● **Data in this exercise**
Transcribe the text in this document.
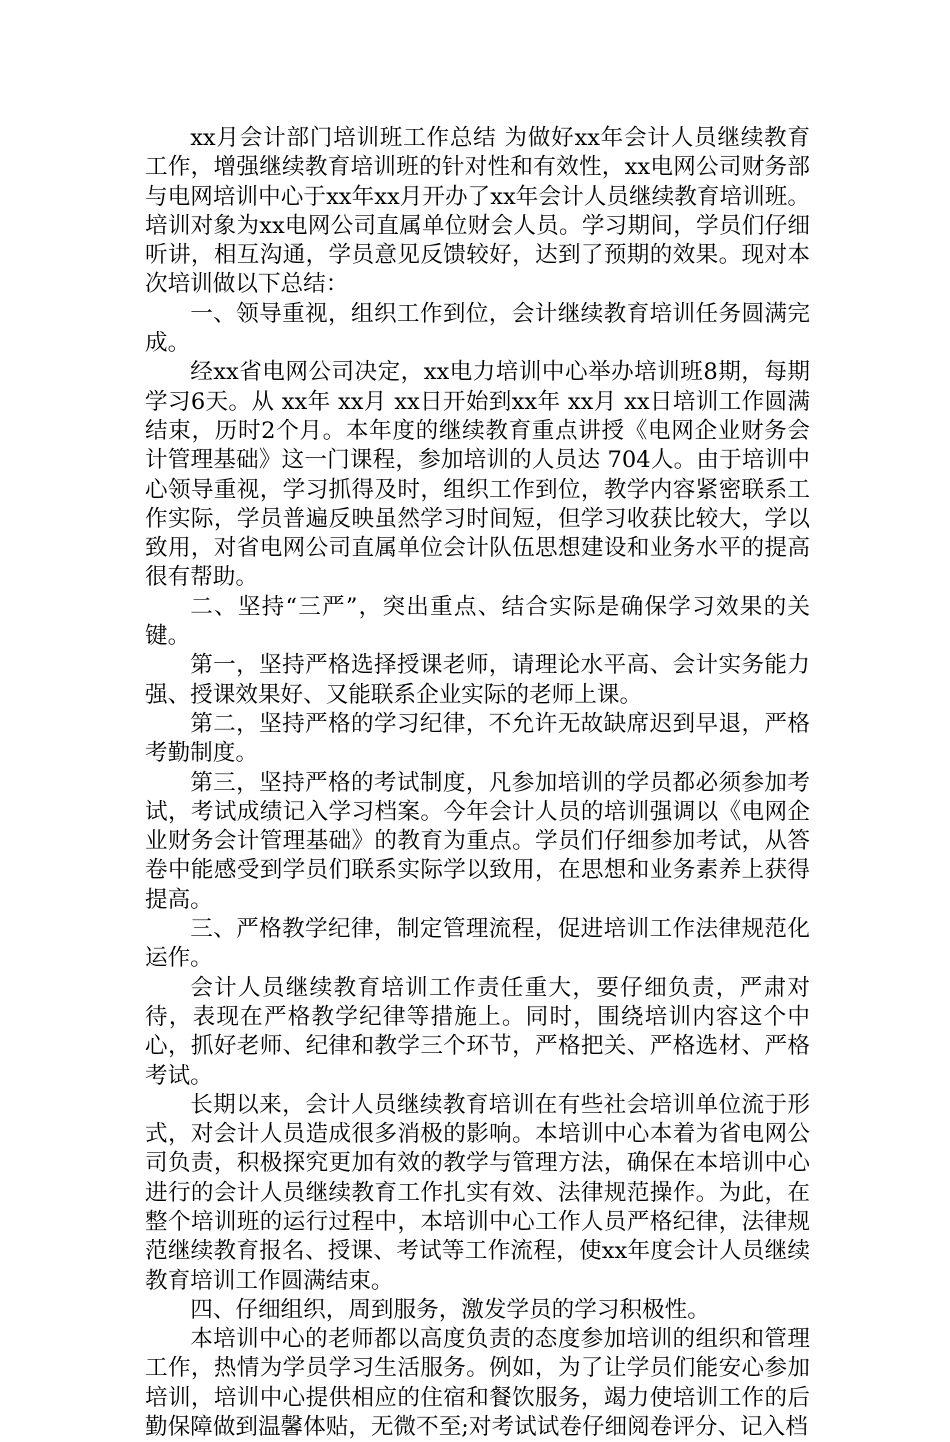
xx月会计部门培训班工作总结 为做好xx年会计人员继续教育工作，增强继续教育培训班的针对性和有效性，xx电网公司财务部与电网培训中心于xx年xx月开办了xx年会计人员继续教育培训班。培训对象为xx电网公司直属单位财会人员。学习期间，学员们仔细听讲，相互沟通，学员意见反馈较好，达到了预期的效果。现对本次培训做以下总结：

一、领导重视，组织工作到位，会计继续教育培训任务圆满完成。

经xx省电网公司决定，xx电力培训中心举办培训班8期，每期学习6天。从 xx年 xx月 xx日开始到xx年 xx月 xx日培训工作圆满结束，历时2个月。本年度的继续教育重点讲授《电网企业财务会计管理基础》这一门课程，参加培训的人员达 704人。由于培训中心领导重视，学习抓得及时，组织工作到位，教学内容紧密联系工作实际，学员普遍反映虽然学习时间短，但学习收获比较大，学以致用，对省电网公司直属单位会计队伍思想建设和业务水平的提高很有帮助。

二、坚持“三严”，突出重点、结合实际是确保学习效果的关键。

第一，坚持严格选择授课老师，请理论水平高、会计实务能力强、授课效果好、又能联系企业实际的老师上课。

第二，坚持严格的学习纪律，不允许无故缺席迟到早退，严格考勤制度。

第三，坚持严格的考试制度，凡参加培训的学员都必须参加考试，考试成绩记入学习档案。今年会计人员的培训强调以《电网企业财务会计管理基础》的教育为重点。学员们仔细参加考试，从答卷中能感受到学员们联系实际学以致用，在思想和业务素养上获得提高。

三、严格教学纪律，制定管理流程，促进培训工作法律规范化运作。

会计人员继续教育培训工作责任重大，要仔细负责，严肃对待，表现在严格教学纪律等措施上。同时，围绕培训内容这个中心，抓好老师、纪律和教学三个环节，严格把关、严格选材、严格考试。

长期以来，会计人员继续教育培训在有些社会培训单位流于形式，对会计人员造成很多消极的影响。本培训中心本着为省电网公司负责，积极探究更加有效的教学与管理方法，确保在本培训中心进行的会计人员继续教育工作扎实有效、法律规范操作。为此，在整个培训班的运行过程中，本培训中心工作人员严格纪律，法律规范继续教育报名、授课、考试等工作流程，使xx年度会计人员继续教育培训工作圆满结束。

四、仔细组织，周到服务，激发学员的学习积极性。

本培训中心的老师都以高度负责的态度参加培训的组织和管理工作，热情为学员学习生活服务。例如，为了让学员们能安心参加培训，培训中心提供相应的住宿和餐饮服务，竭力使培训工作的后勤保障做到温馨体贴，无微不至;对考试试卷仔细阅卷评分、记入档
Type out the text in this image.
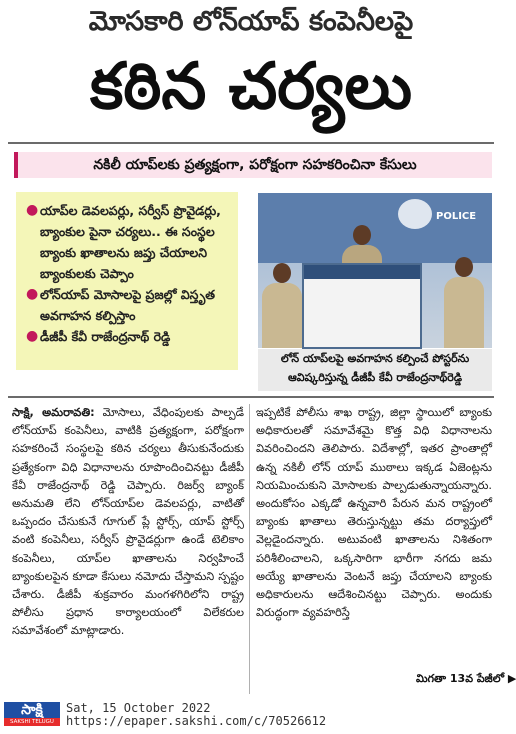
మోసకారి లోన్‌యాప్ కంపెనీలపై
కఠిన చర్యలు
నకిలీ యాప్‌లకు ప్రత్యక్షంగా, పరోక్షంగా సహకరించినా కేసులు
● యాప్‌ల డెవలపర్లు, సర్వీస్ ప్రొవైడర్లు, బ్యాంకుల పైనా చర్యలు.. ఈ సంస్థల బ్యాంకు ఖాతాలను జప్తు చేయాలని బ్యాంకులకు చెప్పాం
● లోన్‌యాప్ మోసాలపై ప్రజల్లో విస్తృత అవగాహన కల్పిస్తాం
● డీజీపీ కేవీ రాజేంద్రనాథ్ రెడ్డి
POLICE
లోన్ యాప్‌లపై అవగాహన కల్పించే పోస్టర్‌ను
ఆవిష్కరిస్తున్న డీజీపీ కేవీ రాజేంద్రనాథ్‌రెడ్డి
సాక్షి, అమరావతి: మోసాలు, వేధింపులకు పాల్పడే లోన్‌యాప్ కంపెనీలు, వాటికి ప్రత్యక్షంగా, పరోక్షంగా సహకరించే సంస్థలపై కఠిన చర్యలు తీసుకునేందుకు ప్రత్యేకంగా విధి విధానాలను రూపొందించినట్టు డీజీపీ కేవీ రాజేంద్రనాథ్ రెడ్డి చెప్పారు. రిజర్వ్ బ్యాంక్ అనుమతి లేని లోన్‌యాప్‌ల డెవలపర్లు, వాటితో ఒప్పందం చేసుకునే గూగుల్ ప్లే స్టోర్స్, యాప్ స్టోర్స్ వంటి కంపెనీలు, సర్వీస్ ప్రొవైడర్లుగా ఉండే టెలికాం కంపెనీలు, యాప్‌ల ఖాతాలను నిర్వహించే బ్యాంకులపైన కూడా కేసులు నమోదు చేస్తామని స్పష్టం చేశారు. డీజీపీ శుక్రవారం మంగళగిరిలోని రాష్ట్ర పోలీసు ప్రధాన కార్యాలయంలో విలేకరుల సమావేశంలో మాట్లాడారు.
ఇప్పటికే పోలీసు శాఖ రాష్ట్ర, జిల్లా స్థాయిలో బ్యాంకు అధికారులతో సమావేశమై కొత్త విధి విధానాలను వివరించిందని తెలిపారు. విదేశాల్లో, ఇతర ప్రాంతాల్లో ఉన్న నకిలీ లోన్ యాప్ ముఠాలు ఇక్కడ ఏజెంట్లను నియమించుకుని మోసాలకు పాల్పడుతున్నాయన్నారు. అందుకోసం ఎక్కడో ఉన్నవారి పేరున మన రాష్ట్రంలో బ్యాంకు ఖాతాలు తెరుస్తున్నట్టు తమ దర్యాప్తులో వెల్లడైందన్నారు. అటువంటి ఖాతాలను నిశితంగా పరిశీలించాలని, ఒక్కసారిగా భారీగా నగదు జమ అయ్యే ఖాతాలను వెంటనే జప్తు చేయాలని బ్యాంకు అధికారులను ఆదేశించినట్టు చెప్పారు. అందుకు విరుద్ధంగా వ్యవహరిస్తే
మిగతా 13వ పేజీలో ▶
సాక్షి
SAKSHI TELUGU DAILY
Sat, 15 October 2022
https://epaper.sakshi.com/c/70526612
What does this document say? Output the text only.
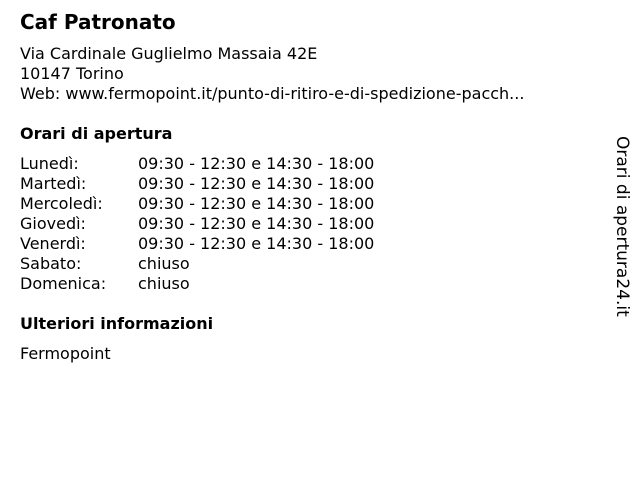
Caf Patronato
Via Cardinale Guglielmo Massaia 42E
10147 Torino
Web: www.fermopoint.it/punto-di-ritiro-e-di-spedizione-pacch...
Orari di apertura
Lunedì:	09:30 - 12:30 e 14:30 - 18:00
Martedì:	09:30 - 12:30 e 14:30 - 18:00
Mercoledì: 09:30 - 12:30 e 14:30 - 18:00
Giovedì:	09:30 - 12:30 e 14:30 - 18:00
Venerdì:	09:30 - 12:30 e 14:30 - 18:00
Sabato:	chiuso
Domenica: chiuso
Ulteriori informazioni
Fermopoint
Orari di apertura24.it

● **What is asked**
The listing above needs to be output again exactly. Don't include the pictures.

● **Written response**
Transcribe the text in this document.
xx月会计部门培训班工作总结 为做好xx年会计人员继续教育工作，增强继续教育培训班的针对性和有效性，xx电网公司财务部与电网培训中心于xx年xx月开办了xx年会计人员继续教育培训班。培训对象为xx电网公司直属单位财会人员。学习期间，学员们仔细听讲，相互沟通，学员意见反馈较好，达到了预期的效果。现对本次培训做以下总结：

一、领导重视，组织工作到位，会计继续教育培训任务圆满完成。

经xx省电网公司决定，xx电力培训中心举办培训班8期，每期学习6天。从 xx年 xx月 xx日开始到xx年 xx月 xx日培训工作圆满结束，历时2个月。本年度的继续教育重点讲授《电网企业财务会计管理基础》这一门课程，参加培训的人员达 704人。由于培训中心领导重视，学习抓得及时，组织工作到位，教学内容紧密联系工作实际，学员普遍反映虽然学习时间短，但学习收获比较大，学以致用，对省电网公司直属单位会计队伍思想建设和业务水平的提高很有帮助。

二、坚持“三严”，突出重点、结合实际是确保学习效果的关键。

第一，坚持严格选择授课老师，请理论水平高、会计实务能力强、授课效果好、又能联系企业实际的老师上课。

第二，坚持严格的学习纪律，不允许无故缺席迟到早退，严格考勤制度。

第三，坚持严格的考试制度，凡参加培训的学员都必须参加考试，考试成绩记入学习档案。今年会计人员的培训强调以《电网企业财务会计管理基础》的教育为重点。学员们仔细参加考试，从答卷中能感受到学员们联系实际学以致用，在思想和业务素养上获得提高。

三、严格教学纪律，制定管理流程，促进培训工作法律规范化运作。

会计人员继续教育培训工作责任重大，要仔细负责，严肃对待，表现在严格教学纪律等措施上。同时，围绕培训内容这个中心，抓好老师、纪律和教学三个环节，严格把关、严格选材、严格考试。

长期以来，会计人员继续教育培训在有些社会培训单位流于形式，对会计人员造成很多消极的影响。本培训中心本着为省电网公司负责，积极探究更加有效的教学与管理方法，确保在本培训中心进行的会计人员继续教育工作扎实有效、法律规范操作。为此，在整个培训班的运行过程中，本培训中心工作人员严格纪律，法律规范继续教育报名、授课、考试等工作流程，使xx年度会计人员继续教育培训工作圆满结束。

四、仔细组织，周到服务，激发学员的学习积极性。

本培训中心的老师都以高度负责的态度参加培训的组织和管理工作，热情为学员学习生活服务。例如，为了让学员们能安心参加培训，培训中心提供相应的住宿和餐饮服务，竭力使培训工作的后勤保障做到温馨体贴，无微不至;对考试试卷仔细阅卷评分、记入档
Type out the text in this image.
మోసకారి లోన్‌యాప్ కంపెనీలపై
కఠిన చర్యలు
నకిలీ యాప్‌లకు ప్రత్యక్షంగా, పరోక్షంగా సహకరించినా కేసులు
● యాప్‌ల డెవలపర్లు, సర్వీస్ ప్రొవైడర్లు, బ్యాంకుల పైనా చర్యలు.. ఈ సంస్థల బ్యాంకు ఖాతాలను జప్తు చేయాలని బ్యాంకులకు చెప్పాం
● లోన్‌యాప్ మోసాలపై ప్రజల్లో విస్తృత అవగాహన కల్పిస్తాం
● డీజీపీ కేవీ రాజేంద్రనాథ్ రెడ్డి
POLICE
లోన్ యాప్‌లపై అవగాహన కల్పించే పోస్టర్‌ను
ఆవిష్కరిస్తున్న డీజీపీ కేవీ రాజేంద్రనాథ్‌రెడ్డి
సాక్షి, అమరావతి: మోసాలు, వేధింపులకు పాల్పడే లోన్‌యాప్ కంపెనీలు, వాటికి ప్రత్యక్షంగా, పరోక్షంగా సహకరించే సంస్థలపై కఠిన చర్యలు తీసుకునేందుకు ప్రత్యేకంగా విధి విధానాలను రూపొందించినట్టు డీజీపీ కేవీ రాజేంద్రనాథ్ రెడ్డి చెప్పారు. రిజర్వ్ బ్యాంక్ అనుమతి లేని లోన్‌యాప్‌ల డెవలపర్లు, వాటితో ఒప్పందం చేసుకునే గూగుల్ ప్లే స్టోర్స్, యాప్ స్టోర్స్ వంటి కంపెనీలు, సర్వీస్ ప్రొవైడర్లుగా ఉండే టెలికాం కంపెనీలు, యాప్‌ల ఖాతాలను నిర్వహించే బ్యాంకులపైన కూడా కేసులు నమోదు చేస్తామని స్పష్టం చేశారు. డీజీపీ శుక్రవారం మంగళగిరిలోని రాష్ట్ర పోలీసు ప్రధాన కార్యాలయంలో విలేకరుల సమావేశంలో మాట్లాడారు.
ఇప్పటికే పోలీసు శాఖ రాష్ట్ర, జిల్లా స్థాయిలో బ్యాంకు అధికారులతో సమావేశమై కొత్త విధి విధానాలను వివరించిందని తెలిపారు. విదేశాల్లో, ఇతర ప్రాంతాల్లో ఉన్న నకిలీ లోన్ యాప్ ముఠాలు ఇక్కడ ఏజెంట్లను నియమించుకుని మోసాలకు పాల్పడుతున్నాయన్నారు. అందుకోసం ఎక్కడో ఉన్నవారి పేరున మన రాష్ట్రంలో బ్యాంకు ఖాతాలు తెరుస్తున్నట్టు తమ దర్యాప్తులో వెల్లడైందన్నారు. అటువంటి ఖాతాలను నిశితంగా పరిశీలించాలని, ఒక్కసారిగా భారీగా నగదు జమ అయ్యే ఖాతాలను వెంటనే జప్తు చేయాలని బ్యాంకు అధికారులను ఆదేశించినట్టు చెప్పారు. అందుకు విరుద్ధంగా వ్యవహరిస్తే
మిగతా 13వ పేజీలో ▶
సాక్షి
SAKSHI TELUGU DAILY
Sat, 15 October 2022
https://epaper.sakshi.com/c/70526612
What does this document say? Output the text only.
Caf Patronato
Via Cardinale Guglielmo Massaia 42E
10147 Torino
Web: www.fermopoint.it/punto-di-ritiro-e-di-spedizione-pacch...
Orari di apertura
Lunedì:	09:30 - 12:30 e 14:30 - 18:00
Martedì:	09:30 - 12:30 e 14:30 - 18:00
Mercoledì: 09:30 - 12:30 e 14:30 - 18:00
Giovedì:	09:30 - 12:30 e 14:30 - 18:00
Venerdì:	09:30 - 12:30 e 14:30 - 18:00
Sabato:	chiuso
Domenica: chiuso
Ulteriori informazioni
Fermopoint
Orari di apertura24.it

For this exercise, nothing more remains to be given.